## Begin

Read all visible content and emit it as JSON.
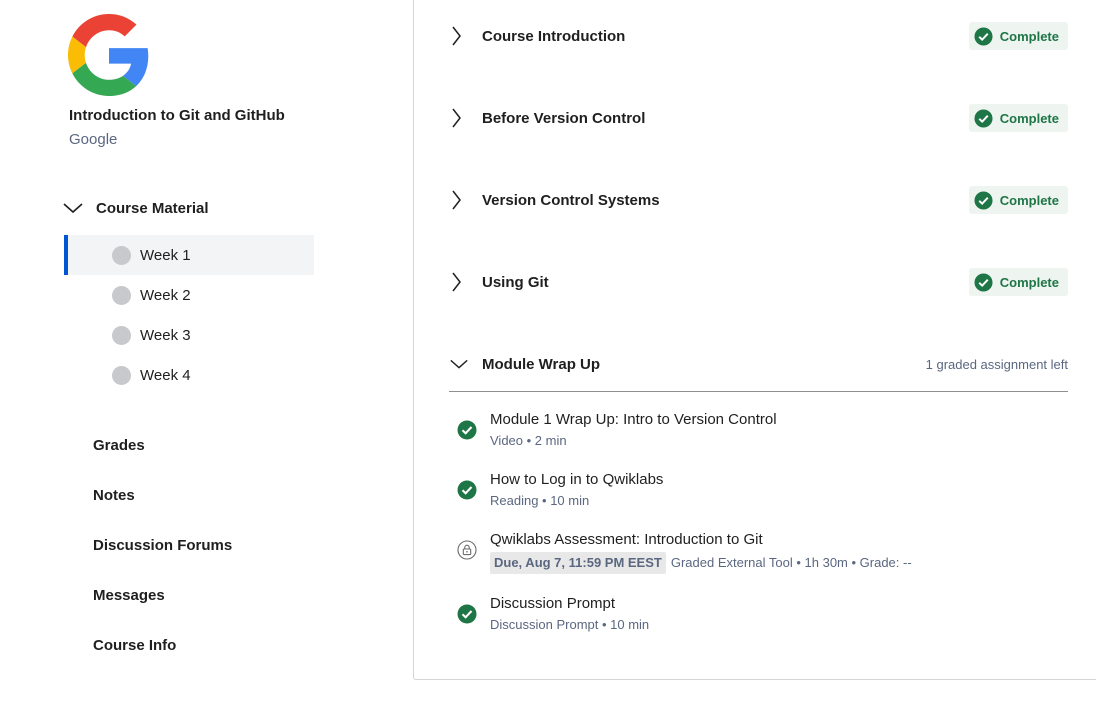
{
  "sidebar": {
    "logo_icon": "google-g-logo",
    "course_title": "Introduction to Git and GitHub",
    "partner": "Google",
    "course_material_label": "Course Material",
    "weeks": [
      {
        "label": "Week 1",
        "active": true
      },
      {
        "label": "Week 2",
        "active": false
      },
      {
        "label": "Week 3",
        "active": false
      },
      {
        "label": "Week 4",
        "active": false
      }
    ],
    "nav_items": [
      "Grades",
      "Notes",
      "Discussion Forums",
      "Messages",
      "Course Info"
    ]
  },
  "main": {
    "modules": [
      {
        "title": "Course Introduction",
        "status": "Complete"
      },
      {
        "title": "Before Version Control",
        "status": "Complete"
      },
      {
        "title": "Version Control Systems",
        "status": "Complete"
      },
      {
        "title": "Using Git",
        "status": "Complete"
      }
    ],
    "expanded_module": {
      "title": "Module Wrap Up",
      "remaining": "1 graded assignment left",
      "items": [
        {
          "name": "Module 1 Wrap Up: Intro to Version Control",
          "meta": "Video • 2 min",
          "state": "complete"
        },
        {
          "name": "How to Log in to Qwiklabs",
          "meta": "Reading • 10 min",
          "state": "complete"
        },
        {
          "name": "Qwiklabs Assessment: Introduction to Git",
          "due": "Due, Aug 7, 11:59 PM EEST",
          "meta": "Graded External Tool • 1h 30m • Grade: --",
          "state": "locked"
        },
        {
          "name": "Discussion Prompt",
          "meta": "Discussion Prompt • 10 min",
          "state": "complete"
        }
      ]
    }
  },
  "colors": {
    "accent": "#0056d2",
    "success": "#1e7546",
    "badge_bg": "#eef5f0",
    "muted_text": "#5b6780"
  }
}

## End

> [Exercise task]: Leave out the pictures and reproduce the rest of the listing exactly.

> [Solution to the problem]:
Read all visible content and emit it as JSON.
{
  "sidebar": {
    "logo_icon": "google-g-logo",
    "course_title": "Introduction to Git and GitHub",
    "partner": "Google",
    "course_material_label": "Course Material",
    "weeks": [
      {
        "label": "Week 1",
        "active": true
      },
      {
        "label": "Week 2",
        "active": false
      },
      {
        "label": "Week 3",
        "active": false
      },
      {
        "label": "Week 4",
        "active": false
      }
    ],
    "nav_items": [
      "Grades",
      "Notes",
      "Discussion Forums",
      "Messages",
      "Course Info"
    ]
  },
  "main": {
    "modules": [
      {
        "title": "Course Introduction",
        "status": "Complete"
      },
      {
        "title": "Before Version Control",
        "status": "Complete"
      },
      {
        "title": "Version Control Systems",
        "status": "Complete"
      },
      {
        "title": "Using Git",
        "status": "Complete"
      }
    ],
    "expanded_module": {
      "title": "Module Wrap Up",
      "remaining": "1 graded assignment left",
      "items": [
        {
          "name": "Module 1 Wrap Up: Intro to Version Control",
          "meta": "Video • 2 min",
          "state": "complete"
        },
        {
          "name": "How to Log in to Qwiklabs",
          "meta": "Reading • 10 min",
          "state": "complete"
        },
        {
          "name": "Qwiklabs Assessment: Introduction to Git",
          "due": "Due, Aug 7, 11:59 PM EEST",
          "meta": "Graded External Tool • 1h 30m • Grade: --",
          "state": "locked"
        },
        {
          "name": "Discussion Prompt",
          "meta": "Discussion Prompt • 10 min",
          "state": "complete"
        }
      ]
    }
  },
  "colors": {
    "accent": "#0056d2",
    "success": "#1e7546",
    "badge_bg": "#eef5f0",
    "muted_text": "#5b6780"
  }
}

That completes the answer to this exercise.